Task description »
Copy every line of the records that includes the word "title".

[Figure record listings]
^^^^^^^^^^^^^^^^
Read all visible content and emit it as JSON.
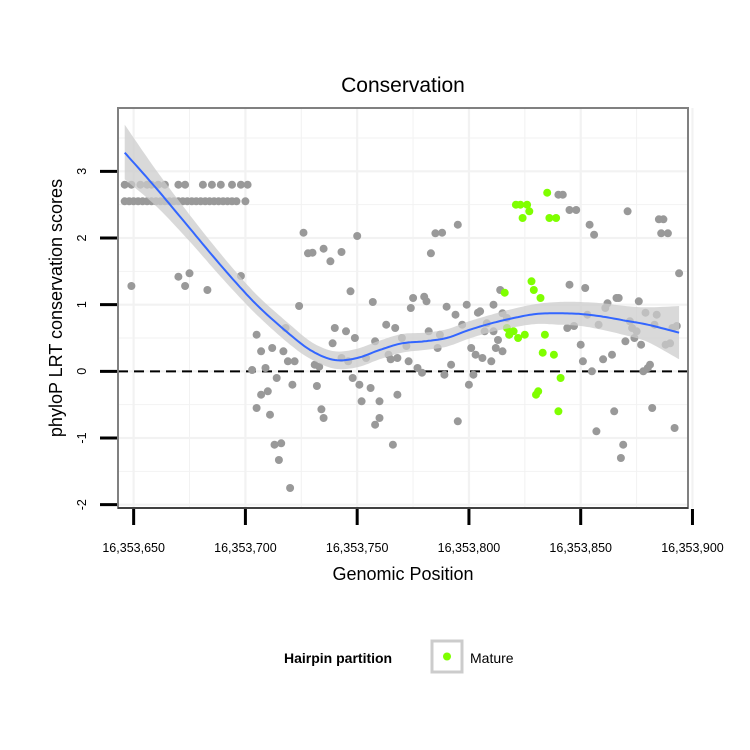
{
  "chart_data": {
    "type": "scatter",
    "title": "Conservation",
    "xlabel": "Genomic Position",
    "ylabel": "phyloP LRT conservation scores",
    "xlim": [
      16353643,
      16353898
    ],
    "ylim": [
      -2.05,
      3.95
    ],
    "x_ticks": [
      16353650,
      16353700,
      16353750,
      16353800,
      16353850,
      16353900
    ],
    "x_tick_labels": [
      "16,353,650",
      "16,353,700",
      "16,353,750",
      "16,353,800",
      "16,353,850",
      "16,353,900"
    ],
    "y_ticks": [
      -2,
      -1,
      0,
      1,
      2,
      3
    ],
    "y_tick_labels": [
      "-2",
      "-1",
      "0",
      "1",
      "2",
      "3"
    ],
    "reference_line": {
      "y": 0,
      "style": "dashed",
      "color": "#000000"
    },
    "legend": {
      "title": "Hairpin partition",
      "entries": [
        {
          "label": "Mature",
          "color": "#7fff00"
        }
      ],
      "position": "bottom"
    },
    "colors": {
      "background_points": "#999999",
      "mature_points": "#7fff00",
      "smooth_line": "#3366ff",
      "confidence_band": "#cccccc",
      "panel_background": "#ffffff",
      "grid": "#f2f2f2",
      "panel_border": "#808080"
    },
    "series": [
      {
        "name": "Hairpin",
        "color": "#999999",
        "points": [
          [
            16353646,
            2.8
          ],
          [
            16353649,
            2.8
          ],
          [
            16353653,
            2.8
          ],
          [
            16353656,
            2.8
          ],
          [
            16353658,
            2.8
          ],
          [
            16353661,
            2.8
          ],
          [
            16353664,
            2.8
          ],
          [
            16353670,
            2.8
          ],
          [
            16353673,
            2.8
          ],
          [
            16353681,
            2.8
          ],
          [
            16353685,
            2.8
          ],
          [
            16353689,
            2.8
          ],
          [
            16353694,
            2.8
          ],
          [
            16353698,
            2.8
          ],
          [
            16353701,
            2.8
          ],
          [
            16353646,
            2.55
          ],
          [
            16353648,
            2.55
          ],
          [
            16353650,
            2.55
          ],
          [
            16353652,
            2.55
          ],
          [
            16353654,
            2.55
          ],
          [
            16353656,
            2.55
          ],
          [
            16353658,
            2.55
          ],
          [
            16353660,
            2.55
          ],
          [
            16353662,
            2.55
          ],
          [
            16353664,
            2.55
          ],
          [
            16353666,
            2.55
          ],
          [
            16353668,
            2.55
          ],
          [
            16353670,
            2.55
          ],
          [
            16353672,
            2.55
          ],
          [
            16353674,
            2.55
          ],
          [
            16353676,
            2.55
          ],
          [
            16353678,
            2.55
          ],
          [
            16353680,
            2.55
          ],
          [
            16353682,
            2.55
          ],
          [
            16353684,
            2.55
          ],
          [
            16353686,
            2.55
          ],
          [
            16353688,
            2.55
          ],
          [
            16353690,
            2.55
          ],
          [
            16353692,
            2.55
          ],
          [
            16353694,
            2.55
          ],
          [
            16353696,
            2.55
          ],
          [
            16353700,
            2.55
          ],
          [
            16353649,
            1.28
          ],
          [
            16353670,
            1.42
          ],
          [
            16353673,
            1.28
          ],
          [
            16353675,
            1.47
          ],
          [
            16353683,
            1.22
          ],
          [
            16353698,
            1.43
          ],
          [
            16353705,
            0.55
          ],
          [
            16353707,
            0.3
          ],
          [
            16353709,
            0.05
          ],
          [
            16353703,
            0.02
          ],
          [
            16353705,
            -0.55
          ],
          [
            16353707,
            -0.35
          ],
          [
            16353710,
            -0.3
          ],
          [
            16353711,
            -0.65
          ],
          [
            16353712,
            0.35
          ],
          [
            16353714,
            -0.1
          ],
          [
            16353713,
            -1.1
          ],
          [
            16353716,
            -1.08
          ],
          [
            16353715,
            -1.33
          ],
          [
            16353717,
            0.3
          ],
          [
            16353718,
            0.65
          ],
          [
            16353719,
            0.15
          ],
          [
            16353721,
            -0.2
          ],
          [
            16353720,
            -1.75
          ],
          [
            16353722,
            0.15
          ],
          [
            16353724,
            0.98
          ],
          [
            16353726,
            2.08
          ],
          [
            16353728,
            1.77
          ],
          [
            16353730,
            1.78
          ],
          [
            16353731,
            0.1
          ],
          [
            16353733,
            0.07
          ],
          [
            16353734,
            -0.57
          ],
          [
            16353735,
            -0.7
          ],
          [
            16353732,
            -0.22
          ],
          [
            16353735,
            1.84
          ],
          [
            16353738,
            1.65
          ],
          [
            16353739,
            0.42
          ],
          [
            16353740,
            0.65
          ],
          [
            16353743,
            0.2
          ],
          [
            16353743,
            1.79
          ],
          [
            16353745,
            0.6
          ],
          [
            16353746,
            0.15
          ],
          [
            16353747,
            1.2
          ],
          [
            16353748,
            -0.1
          ],
          [
            16353749,
            0.5
          ],
          [
            16353750,
            2.03
          ],
          [
            16353751,
            -0.2
          ],
          [
            16353752,
            -0.45
          ],
          [
            16353754,
            0.2
          ],
          [
            16353756,
            -0.25
          ],
          [
            16353757,
            1.04
          ],
          [
            16353758,
            0.45
          ],
          [
            16353758,
            -0.8
          ],
          [
            16353760,
            -0.45
          ],
          [
            16353760,
            -0.7
          ],
          [
            16353763,
            0.7
          ],
          [
            16353764,
            0.25
          ],
          [
            16353765,
            0.18
          ],
          [
            16353766,
            -1.1
          ],
          [
            16353767,
            0.65
          ],
          [
            16353768,
            0.2
          ],
          [
            16353768,
            -0.35
          ],
          [
            16353770,
            0.5
          ],
          [
            16353772,
            0.38
          ],
          [
            16353773,
            0.15
          ],
          [
            16353774,
            0.95
          ],
          [
            16353775,
            1.1
          ],
          [
            16353777,
            0.05
          ],
          [
            16353779,
            -0.02
          ],
          [
            16353780,
            1.12
          ],
          [
            16353781,
            1.05
          ],
          [
            16353782,
            0.6
          ],
          [
            16353783,
            1.77
          ],
          [
            16353785,
            2.07
          ],
          [
            16353786,
            0.35
          ],
          [
            16353787,
            0.55
          ],
          [
            16353788,
            2.08
          ],
          [
            16353789,
            -0.05
          ],
          [
            16353790,
            0.97
          ],
          [
            16353792,
            0.1
          ],
          [
            16353794,
            0.85
          ],
          [
            16353795,
            -0.75
          ],
          [
            16353795,
            2.2
          ],
          [
            16353797,
            0.7
          ],
          [
            16353799,
            1.0
          ],
          [
            16353800,
            -0.2
          ],
          [
            16353801,
            0.35
          ],
          [
            16353802,
            -0.05
          ],
          [
            16353803,
            0.25
          ],
          [
            16353804,
            0.88
          ],
          [
            16353805,
            0.9
          ],
          [
            16353806,
            0.2
          ],
          [
            16353807,
            0.6
          ],
          [
            16353808,
            0.72
          ],
          [
            16353810,
            0.15
          ],
          [
            16353811,
            0.6
          ],
          [
            16353811,
            1.0
          ],
          [
            16353812,
            0.35
          ],
          [
            16353813,
            0.47
          ],
          [
            16353814,
            1.22
          ],
          [
            16353815,
            0.3
          ],
          [
            16353815,
            0.87
          ],
          [
            16353817,
            0.8
          ],
          [
            16353818,
            0.55
          ],
          [
            16353840,
            2.65
          ],
          [
            16353842,
            2.65
          ],
          [
            16353844,
            0.65
          ],
          [
            16353845,
            2.42
          ],
          [
            16353845,
            1.3
          ],
          [
            16353847,
            0.68
          ],
          [
            16353848,
            2.42
          ],
          [
            16353850,
            0.4
          ],
          [
            16353851,
            0.15
          ],
          [
            16353852,
            1.25
          ],
          [
            16353853,
            0.85
          ],
          [
            16353854,
            2.2
          ],
          [
            16353855,
            0.0
          ],
          [
            16353856,
            2.05
          ],
          [
            16353857,
            -0.9
          ],
          [
            16353858,
            0.7
          ],
          [
            16353860,
            0.18
          ],
          [
            16353861,
            0.95
          ],
          [
            16353862,
            1.02
          ],
          [
            16353864,
            0.25
          ],
          [
            16353865,
            -0.6
          ],
          [
            16353866,
            1.1
          ],
          [
            16353867,
            1.1
          ],
          [
            16353868,
            -1.3
          ],
          [
            16353869,
            -1.1
          ],
          [
            16353870,
            0.45
          ],
          [
            16353871,
            2.4
          ],
          [
            16353872,
            0.75
          ],
          [
            16353873,
            0.65
          ],
          [
            16353874,
            0.5
          ],
          [
            16353875,
            0.6
          ],
          [
            16353876,
            1.05
          ],
          [
            16353877,
            0.4
          ],
          [
            16353878,
            0.0
          ],
          [
            16353879,
            0.88
          ],
          [
            16353880,
            0.05
          ],
          [
            16353881,
            0.1
          ],
          [
            16353882,
            -0.55
          ],
          [
            16353883,
            0.7
          ],
          [
            16353884,
            0.85
          ],
          [
            16353885,
            2.28
          ],
          [
            16353886,
            2.07
          ],
          [
            16353887,
            2.28
          ],
          [
            16353888,
            0.4
          ],
          [
            16353889,
            2.07
          ],
          [
            16353890,
            0.42
          ],
          [
            16353891,
            0.65
          ],
          [
            16353892,
            -0.85
          ],
          [
            16353893,
            0.68
          ],
          [
            16353894,
            1.47
          ]
        ]
      },
      {
        "name": "Mature",
        "color": "#7fff00",
        "points": [
          [
            16353816,
            1.18
          ],
          [
            16353817,
            0.65
          ],
          [
            16353818,
            0.55
          ],
          [
            16353820,
            0.6
          ],
          [
            16353821,
            2.5
          ],
          [
            16353822,
            0.5
          ],
          [
            16353823,
            2.5
          ],
          [
            16353824,
            2.3
          ],
          [
            16353825,
            0.55
          ],
          [
            16353826,
            2.5
          ],
          [
            16353827,
            2.4
          ],
          [
            16353828,
            1.35
          ],
          [
            16353829,
            1.22
          ],
          [
            16353830,
            -0.35
          ],
          [
            16353831,
            -0.3
          ],
          [
            16353832,
            1.1
          ],
          [
            16353833,
            0.28
          ],
          [
            16353834,
            0.55
          ],
          [
            16353835,
            2.68
          ],
          [
            16353836,
            2.3
          ],
          [
            16353838,
            0.25
          ],
          [
            16353839,
            2.3
          ],
          [
            16353840,
            -0.6
          ],
          [
            16353841,
            -0.1
          ]
        ]
      }
    ],
    "smooth_fit": {
      "method": "loess",
      "color": "#3366ff",
      "x": [
        16353646,
        16353660,
        16353675,
        16353690,
        16353705,
        16353720,
        16353730,
        16353740,
        16353750,
        16353760,
        16353770,
        16353780,
        16353790,
        16353800,
        16353810,
        16353820,
        16353830,
        16353840,
        16353850,
        16353860,
        16353870,
        16353880,
        16353894
      ],
      "y": [
        3.28,
        2.75,
        2.15,
        1.55,
        1.0,
        0.55,
        0.3,
        0.17,
        0.2,
        0.32,
        0.42,
        0.45,
        0.5,
        0.62,
        0.72,
        0.8,
        0.86,
        0.87,
        0.86,
        0.82,
        0.76,
        0.7,
        0.58
      ],
      "ci_lower": [
        2.88,
        2.48,
        1.95,
        1.38,
        0.85,
        0.4,
        0.17,
        0.04,
        0.06,
        0.18,
        0.28,
        0.32,
        0.37,
        0.49,
        0.59,
        0.66,
        0.71,
        0.7,
        0.68,
        0.62,
        0.54,
        0.44,
        0.18
      ],
      "ci_upper": [
        3.7,
        3.02,
        2.35,
        1.72,
        1.15,
        0.7,
        0.43,
        0.3,
        0.34,
        0.46,
        0.56,
        0.58,
        0.63,
        0.75,
        0.85,
        0.94,
        1.01,
        1.04,
        1.04,
        1.02,
        0.98,
        0.96,
        0.98
      ]
    }
  }
}
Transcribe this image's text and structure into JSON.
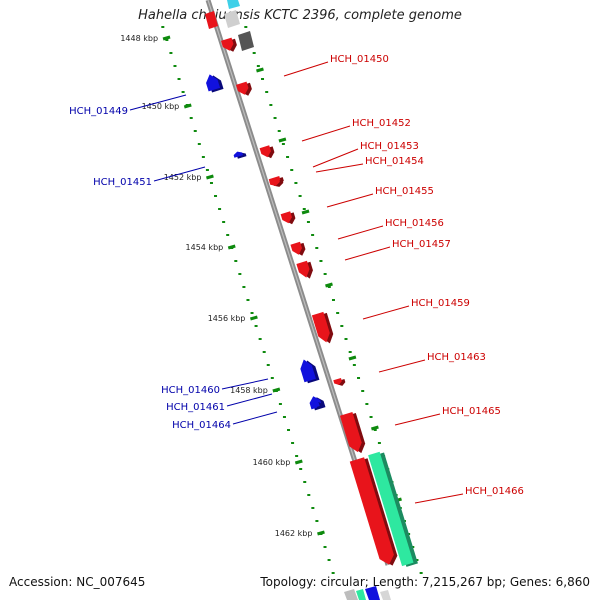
^^^^^^^^^^^^^^^^
Solution for this problem »
    "title": "Conservation",
      "title": "Hairpin partition",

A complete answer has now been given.